==== Data section ====

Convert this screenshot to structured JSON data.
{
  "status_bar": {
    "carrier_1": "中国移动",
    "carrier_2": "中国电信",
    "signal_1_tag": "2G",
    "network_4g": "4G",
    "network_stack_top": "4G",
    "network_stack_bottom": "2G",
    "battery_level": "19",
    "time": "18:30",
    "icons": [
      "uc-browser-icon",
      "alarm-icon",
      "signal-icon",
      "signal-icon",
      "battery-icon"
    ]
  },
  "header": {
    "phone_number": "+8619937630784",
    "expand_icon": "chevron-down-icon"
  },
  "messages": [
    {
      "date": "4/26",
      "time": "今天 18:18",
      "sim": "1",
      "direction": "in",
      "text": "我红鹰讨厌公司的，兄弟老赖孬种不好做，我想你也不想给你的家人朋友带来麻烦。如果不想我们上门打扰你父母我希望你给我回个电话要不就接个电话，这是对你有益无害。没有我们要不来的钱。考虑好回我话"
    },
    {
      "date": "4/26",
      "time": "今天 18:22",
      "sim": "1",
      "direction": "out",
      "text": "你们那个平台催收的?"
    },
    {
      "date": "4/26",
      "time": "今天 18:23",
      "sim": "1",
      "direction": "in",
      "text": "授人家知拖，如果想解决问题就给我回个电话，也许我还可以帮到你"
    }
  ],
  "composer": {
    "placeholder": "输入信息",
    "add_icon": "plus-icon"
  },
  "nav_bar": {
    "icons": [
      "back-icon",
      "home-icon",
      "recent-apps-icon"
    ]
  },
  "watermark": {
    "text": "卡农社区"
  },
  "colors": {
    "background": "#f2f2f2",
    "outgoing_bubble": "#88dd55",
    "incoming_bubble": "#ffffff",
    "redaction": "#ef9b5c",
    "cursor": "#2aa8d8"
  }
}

====

**Exercise description**
All of the entries above should be written out again exactly.

**Finished task**
Convert this screenshot to structured JSON data.
{
  "status_bar": {
    "carrier_1": "中国移动",
    "carrier_2": "中国电信",
    "signal_1_tag": "2G",
    "network_4g": "4G",
    "network_stack_top": "4G",
    "network_stack_bottom": "2G",
    "battery_level": "19",
    "time": "18:30",
    "icons": [
      "uc-browser-icon",
      "alarm-icon",
      "signal-icon",
      "signal-icon",
      "battery-icon"
    ]
  },
  "header": {
    "phone_number": "+8619937630784",
    "expand_icon": "chevron-down-icon"
  },
  "messages": [
    {
      "date": "4/26",
      "time": "今天 18:18",
      "sim": "1",
      "direction": "in",
      "text": "我红鹰讨厌公司的，兄弟老赖孬种不好做，我想你也不想给你的家人朋友带来麻烦。如果不想我们上门打扰你父母我希望你给我回个电话要不就接个电话，这是对你有益无害。没有我们要不来的钱。考虑好回我话"
    },
    {
      "date": "4/26",
      "time": "今天 18:22",
      "sim": "1",
      "direction": "out",
      "text": "你们那个平台催收的?"
    },
    {
      "date": "4/26",
      "time": "今天 18:23",
      "sim": "1",
      "direction": "in",
      "text": "授人家知拖，如果想解决问题就给我回个电话，也许我还可以帮到你"
    }
  ],
  "composer": {
    "placeholder": "输入信息",
    "add_icon": "plus-icon"
  },
  "nav_bar": {
    "icons": [
      "back-icon",
      "home-icon",
      "recent-apps-icon"
    ]
  },
  "watermark": {
    "text": "卡农社区"
  },
  "colors": {
    "background": "#f2f2f2",
    "outgoing_bubble": "#88dd55",
    "incoming_bubble": "#ffffff",
    "redaction": "#ef9b5c",
    "cursor": "#2aa8d8"
  }
}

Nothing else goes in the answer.